Return the lines where the word "name" occurs.

↓

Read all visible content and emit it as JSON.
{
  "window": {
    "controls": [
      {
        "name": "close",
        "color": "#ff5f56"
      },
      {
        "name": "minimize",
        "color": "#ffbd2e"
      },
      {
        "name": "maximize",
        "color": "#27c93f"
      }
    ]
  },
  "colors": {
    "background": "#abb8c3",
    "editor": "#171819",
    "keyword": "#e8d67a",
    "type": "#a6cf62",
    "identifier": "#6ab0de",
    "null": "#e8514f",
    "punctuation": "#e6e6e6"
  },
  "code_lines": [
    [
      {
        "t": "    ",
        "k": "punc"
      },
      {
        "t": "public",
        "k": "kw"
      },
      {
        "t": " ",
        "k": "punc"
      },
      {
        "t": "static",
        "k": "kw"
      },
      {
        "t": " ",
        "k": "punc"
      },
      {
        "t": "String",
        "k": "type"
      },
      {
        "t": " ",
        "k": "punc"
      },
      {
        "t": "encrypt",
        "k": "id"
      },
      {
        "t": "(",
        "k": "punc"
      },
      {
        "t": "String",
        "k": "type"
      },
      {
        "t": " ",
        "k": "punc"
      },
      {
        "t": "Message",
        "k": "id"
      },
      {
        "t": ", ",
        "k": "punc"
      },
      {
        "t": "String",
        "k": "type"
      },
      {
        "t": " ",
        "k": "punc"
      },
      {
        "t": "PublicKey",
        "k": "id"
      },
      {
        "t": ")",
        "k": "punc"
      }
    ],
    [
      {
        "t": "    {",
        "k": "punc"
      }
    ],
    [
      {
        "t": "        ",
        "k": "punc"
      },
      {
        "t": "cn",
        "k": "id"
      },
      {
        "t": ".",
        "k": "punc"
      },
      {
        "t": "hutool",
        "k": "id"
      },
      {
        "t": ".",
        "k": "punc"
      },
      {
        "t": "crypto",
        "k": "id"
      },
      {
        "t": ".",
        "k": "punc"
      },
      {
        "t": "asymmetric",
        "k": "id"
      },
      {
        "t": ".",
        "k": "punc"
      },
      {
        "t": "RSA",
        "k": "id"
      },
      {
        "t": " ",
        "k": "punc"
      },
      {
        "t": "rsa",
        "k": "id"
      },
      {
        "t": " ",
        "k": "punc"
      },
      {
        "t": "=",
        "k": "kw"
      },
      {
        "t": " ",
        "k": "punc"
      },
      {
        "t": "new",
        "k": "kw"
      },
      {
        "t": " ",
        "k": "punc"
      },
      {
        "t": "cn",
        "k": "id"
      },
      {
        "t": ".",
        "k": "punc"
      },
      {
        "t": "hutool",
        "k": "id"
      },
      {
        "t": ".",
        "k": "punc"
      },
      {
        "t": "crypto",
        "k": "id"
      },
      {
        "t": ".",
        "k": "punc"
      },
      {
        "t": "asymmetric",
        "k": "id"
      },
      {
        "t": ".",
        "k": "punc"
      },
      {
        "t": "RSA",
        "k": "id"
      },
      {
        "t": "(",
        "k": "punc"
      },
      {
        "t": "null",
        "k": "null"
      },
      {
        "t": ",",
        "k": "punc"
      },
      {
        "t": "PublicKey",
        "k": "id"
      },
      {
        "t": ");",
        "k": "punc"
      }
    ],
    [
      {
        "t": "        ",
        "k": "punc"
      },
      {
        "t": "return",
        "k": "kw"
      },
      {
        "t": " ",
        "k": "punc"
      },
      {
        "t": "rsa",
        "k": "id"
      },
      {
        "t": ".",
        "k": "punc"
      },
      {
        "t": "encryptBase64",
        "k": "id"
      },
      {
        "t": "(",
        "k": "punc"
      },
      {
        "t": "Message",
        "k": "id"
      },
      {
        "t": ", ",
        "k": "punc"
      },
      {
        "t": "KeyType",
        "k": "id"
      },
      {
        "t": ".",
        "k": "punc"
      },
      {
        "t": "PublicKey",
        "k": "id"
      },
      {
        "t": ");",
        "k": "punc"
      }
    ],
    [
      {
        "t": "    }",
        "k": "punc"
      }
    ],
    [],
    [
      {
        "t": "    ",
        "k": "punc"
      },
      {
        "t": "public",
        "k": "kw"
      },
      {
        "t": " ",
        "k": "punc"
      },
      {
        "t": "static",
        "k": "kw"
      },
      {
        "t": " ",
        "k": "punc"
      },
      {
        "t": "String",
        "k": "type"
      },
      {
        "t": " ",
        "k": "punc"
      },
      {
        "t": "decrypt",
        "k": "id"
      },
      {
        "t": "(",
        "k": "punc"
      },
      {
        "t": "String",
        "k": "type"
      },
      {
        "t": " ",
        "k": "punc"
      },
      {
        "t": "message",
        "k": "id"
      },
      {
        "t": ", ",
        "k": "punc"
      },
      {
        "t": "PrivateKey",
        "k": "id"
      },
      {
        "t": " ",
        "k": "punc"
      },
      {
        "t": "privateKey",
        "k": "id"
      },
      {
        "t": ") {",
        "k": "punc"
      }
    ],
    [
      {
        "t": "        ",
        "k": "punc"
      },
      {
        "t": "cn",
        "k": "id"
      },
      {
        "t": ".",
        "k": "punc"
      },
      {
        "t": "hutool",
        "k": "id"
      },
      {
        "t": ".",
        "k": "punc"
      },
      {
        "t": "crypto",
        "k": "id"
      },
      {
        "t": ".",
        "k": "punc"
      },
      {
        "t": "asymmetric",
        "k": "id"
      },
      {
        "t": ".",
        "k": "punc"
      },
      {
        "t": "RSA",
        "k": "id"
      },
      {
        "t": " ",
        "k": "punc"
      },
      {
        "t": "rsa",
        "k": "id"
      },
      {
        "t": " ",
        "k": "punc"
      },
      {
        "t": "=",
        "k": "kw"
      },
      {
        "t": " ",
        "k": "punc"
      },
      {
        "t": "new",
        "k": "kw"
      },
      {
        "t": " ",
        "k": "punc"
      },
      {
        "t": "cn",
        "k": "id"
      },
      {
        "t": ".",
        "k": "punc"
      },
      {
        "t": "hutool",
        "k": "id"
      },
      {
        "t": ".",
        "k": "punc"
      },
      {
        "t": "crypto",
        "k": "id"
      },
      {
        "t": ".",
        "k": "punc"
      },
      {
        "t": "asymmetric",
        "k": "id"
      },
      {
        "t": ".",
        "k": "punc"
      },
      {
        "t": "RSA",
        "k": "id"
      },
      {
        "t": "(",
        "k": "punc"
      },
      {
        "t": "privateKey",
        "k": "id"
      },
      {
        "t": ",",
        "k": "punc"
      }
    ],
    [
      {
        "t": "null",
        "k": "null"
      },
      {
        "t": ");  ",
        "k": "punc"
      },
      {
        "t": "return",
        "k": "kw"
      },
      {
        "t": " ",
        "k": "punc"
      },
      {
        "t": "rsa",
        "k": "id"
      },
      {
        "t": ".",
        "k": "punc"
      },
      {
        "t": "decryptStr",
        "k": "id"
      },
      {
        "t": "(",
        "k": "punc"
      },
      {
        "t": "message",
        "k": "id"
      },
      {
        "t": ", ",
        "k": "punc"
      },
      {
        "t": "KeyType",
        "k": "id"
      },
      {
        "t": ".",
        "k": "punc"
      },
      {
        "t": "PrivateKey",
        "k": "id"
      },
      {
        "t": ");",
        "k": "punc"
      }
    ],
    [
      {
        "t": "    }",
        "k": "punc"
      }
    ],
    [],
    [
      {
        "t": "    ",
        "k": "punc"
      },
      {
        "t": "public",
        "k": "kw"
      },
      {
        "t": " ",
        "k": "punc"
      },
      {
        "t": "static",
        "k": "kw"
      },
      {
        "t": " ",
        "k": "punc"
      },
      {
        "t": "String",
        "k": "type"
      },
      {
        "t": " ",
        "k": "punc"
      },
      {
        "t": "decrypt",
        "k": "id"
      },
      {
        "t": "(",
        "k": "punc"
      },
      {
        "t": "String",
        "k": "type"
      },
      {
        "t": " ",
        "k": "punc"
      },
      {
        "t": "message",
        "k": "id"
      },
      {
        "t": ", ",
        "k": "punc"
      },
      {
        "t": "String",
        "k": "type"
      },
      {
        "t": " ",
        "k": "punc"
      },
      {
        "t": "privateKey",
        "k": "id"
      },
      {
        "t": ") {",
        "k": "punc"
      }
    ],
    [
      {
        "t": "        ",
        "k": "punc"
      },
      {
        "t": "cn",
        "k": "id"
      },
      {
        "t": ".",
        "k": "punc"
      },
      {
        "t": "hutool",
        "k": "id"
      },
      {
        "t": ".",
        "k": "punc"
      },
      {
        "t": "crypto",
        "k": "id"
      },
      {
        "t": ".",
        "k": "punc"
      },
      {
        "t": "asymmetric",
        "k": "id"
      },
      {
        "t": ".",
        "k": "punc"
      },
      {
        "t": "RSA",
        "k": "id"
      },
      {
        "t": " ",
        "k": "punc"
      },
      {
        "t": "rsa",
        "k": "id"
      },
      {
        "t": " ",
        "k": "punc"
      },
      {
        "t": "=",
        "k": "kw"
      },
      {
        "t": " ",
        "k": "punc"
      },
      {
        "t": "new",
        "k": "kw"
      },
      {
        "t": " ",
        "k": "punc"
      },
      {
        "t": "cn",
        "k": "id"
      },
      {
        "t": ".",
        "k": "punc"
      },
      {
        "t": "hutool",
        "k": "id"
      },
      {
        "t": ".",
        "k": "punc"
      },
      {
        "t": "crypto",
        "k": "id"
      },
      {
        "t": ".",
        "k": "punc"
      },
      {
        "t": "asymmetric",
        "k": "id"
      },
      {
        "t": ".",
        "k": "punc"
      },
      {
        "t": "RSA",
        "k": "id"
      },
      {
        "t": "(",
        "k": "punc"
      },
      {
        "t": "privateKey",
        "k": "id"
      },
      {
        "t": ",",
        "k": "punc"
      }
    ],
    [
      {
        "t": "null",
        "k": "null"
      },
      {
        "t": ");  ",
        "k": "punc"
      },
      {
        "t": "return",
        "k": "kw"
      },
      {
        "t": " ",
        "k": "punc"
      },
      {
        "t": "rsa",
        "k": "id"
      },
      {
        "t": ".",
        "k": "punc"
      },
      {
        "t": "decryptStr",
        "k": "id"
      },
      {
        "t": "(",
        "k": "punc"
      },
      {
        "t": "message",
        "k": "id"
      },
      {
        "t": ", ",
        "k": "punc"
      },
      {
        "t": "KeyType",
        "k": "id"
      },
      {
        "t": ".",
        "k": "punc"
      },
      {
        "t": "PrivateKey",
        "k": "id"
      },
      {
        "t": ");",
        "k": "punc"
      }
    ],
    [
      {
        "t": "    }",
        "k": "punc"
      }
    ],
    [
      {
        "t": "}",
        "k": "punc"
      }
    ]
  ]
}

↑

[EXERCISE RESPONSE]
        "name": "close",
        "name": "minimize",
        "name": "maximize",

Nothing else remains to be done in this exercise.